_Yazılı Talep_.
Öğelerin ilk satırından başlayıp "scan-speck (18, 1030, 22, 1035)" içeren satırla biten bölümü, her satır için bir dize olacak şekilde JSON listesi olarak ver. Başlangıç ve bitiş satırları da listeye girsin, boş satırlar girmesin.

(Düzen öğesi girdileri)
---

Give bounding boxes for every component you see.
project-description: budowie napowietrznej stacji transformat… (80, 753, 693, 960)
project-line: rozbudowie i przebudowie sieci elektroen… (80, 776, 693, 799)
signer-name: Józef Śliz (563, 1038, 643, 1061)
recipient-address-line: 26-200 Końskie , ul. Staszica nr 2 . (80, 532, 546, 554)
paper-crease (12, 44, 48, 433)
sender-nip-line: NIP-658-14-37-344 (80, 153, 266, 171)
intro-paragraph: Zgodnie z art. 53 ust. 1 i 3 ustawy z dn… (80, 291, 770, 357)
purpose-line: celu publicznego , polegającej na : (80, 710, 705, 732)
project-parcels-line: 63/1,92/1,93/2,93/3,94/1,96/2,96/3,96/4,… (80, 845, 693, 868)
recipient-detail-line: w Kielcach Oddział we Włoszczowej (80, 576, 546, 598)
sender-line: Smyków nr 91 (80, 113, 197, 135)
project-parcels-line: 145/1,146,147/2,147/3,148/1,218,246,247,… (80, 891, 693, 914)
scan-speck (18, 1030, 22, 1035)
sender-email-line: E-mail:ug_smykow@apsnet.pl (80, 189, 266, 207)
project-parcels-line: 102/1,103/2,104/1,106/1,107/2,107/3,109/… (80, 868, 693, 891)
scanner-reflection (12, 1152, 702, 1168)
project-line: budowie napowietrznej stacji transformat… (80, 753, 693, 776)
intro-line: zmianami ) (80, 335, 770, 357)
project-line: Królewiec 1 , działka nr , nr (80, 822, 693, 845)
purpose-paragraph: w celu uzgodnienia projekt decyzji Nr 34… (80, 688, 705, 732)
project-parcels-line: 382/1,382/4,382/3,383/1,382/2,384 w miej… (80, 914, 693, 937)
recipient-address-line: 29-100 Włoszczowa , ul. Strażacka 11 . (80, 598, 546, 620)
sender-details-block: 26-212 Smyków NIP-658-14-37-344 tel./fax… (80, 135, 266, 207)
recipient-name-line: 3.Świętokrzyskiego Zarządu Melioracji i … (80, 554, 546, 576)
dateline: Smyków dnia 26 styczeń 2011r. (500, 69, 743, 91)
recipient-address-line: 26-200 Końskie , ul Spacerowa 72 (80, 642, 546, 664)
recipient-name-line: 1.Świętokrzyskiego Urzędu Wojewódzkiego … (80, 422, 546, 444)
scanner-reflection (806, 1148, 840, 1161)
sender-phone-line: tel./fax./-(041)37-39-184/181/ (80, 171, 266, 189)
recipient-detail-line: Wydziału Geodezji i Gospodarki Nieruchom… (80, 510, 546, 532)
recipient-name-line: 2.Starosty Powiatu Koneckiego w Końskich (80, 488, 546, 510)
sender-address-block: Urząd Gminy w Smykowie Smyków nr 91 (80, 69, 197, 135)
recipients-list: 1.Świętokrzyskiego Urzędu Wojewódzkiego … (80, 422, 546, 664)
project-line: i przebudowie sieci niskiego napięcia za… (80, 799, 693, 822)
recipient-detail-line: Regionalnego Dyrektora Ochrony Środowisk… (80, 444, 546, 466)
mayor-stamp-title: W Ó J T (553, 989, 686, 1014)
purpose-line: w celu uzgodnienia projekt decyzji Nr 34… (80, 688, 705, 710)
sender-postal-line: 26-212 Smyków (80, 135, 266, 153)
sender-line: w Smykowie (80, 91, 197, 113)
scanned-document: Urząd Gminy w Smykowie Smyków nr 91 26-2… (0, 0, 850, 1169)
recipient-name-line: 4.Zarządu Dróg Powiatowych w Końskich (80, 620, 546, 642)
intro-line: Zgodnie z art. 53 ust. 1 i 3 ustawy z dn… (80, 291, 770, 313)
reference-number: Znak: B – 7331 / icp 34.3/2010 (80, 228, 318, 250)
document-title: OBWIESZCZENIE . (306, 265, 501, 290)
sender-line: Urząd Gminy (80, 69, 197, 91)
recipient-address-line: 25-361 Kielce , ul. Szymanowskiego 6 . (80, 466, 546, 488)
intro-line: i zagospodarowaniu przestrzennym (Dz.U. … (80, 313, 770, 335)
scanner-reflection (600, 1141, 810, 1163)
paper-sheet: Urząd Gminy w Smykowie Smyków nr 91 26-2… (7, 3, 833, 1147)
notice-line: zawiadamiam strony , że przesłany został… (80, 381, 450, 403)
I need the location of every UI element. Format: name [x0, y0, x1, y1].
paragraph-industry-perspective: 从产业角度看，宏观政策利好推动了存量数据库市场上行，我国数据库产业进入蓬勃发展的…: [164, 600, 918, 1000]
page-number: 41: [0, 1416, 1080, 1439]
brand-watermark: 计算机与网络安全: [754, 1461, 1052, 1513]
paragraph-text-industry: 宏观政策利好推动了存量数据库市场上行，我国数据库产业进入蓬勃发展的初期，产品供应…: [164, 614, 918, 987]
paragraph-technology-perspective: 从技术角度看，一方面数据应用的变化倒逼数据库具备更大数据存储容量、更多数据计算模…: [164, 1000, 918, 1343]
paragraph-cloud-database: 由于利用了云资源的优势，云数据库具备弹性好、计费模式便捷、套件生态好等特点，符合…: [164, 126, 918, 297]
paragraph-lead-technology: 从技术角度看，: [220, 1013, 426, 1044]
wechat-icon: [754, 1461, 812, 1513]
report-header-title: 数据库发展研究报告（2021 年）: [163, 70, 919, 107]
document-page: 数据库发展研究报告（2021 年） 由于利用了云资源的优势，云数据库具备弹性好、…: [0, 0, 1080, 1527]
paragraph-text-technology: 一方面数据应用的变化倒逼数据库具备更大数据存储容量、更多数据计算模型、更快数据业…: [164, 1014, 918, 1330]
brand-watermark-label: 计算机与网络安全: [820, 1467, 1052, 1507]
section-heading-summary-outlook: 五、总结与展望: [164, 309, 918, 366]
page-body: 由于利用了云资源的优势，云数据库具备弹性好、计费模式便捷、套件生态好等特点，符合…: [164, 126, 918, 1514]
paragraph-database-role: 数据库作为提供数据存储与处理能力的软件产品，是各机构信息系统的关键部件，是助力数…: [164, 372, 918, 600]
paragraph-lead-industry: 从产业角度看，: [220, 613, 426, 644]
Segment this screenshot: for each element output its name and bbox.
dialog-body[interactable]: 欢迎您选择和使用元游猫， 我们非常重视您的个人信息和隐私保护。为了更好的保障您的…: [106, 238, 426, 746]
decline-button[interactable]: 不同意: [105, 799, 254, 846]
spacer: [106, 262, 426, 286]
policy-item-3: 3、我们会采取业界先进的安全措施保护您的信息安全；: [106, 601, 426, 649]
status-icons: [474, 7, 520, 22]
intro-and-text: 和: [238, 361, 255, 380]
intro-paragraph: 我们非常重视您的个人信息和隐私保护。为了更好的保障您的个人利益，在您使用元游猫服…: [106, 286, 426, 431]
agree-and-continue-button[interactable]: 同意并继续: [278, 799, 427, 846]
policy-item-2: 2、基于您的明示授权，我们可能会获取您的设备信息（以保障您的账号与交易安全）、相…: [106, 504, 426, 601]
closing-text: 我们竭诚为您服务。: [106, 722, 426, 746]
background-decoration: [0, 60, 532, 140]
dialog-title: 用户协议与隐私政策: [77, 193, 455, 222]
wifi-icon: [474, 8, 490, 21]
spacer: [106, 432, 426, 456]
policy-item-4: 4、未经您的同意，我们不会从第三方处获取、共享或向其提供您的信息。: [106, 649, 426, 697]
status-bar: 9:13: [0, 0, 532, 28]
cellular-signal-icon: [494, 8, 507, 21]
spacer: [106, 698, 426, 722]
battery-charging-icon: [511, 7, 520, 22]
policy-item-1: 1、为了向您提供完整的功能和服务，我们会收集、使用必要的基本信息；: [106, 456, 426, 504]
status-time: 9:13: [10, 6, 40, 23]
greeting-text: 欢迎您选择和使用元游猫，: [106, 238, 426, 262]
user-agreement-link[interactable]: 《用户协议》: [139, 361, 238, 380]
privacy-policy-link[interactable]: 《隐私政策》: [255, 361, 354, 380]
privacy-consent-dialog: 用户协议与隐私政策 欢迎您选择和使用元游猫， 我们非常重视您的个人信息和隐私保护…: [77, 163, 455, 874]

---

_Göreve Yanıt_.
[
  "Give bounding boxes for every component you see.",
  "project-description: budowie napowietrznej stacji transformat… (80, 753, 693, 960)",
  "project-line: rozbudowie i przebudowie sieci elektroen… (80, 776, 693, 799)",
  "signer-name: Józef Śliz (563, 1038, 643, 1061)",
  "recipient-address-line: 26-200 Końskie , ul. Staszica nr 2 . (80, 532, 546, 554)",
  "paper-crease (12, 44, 48, 433)",
  "sender-nip-line: NIP-658-14-37-344 (80, 153, 266, 171)",
  "intro-paragraph: Zgodnie z art. 53 ust. 1 i 3 ustawy z dn… (80, 291, 770, 357)",
  "purpose-line: celu publicznego , polegającej na : (80, 710, 705, 732)",
  "project-parcels-line: 63/1,92/1,93/2,93/3,94/1,96/2,96/3,96/4,… (80, 845, 693, 868)",
  "recipient-detail-line: w Kielcach Oddział we Włoszczowej (80, 576, 546, 598)",
  "sender-line: Smyków nr 91 (80, 113, 197, 135)",
  "project-parcels-line: 145/1,146,147/2,147/3,148/1,218,246,247,… (80, 891, 693, 914)",
  "scan-speck (18, 1030, 22, 1035)"
]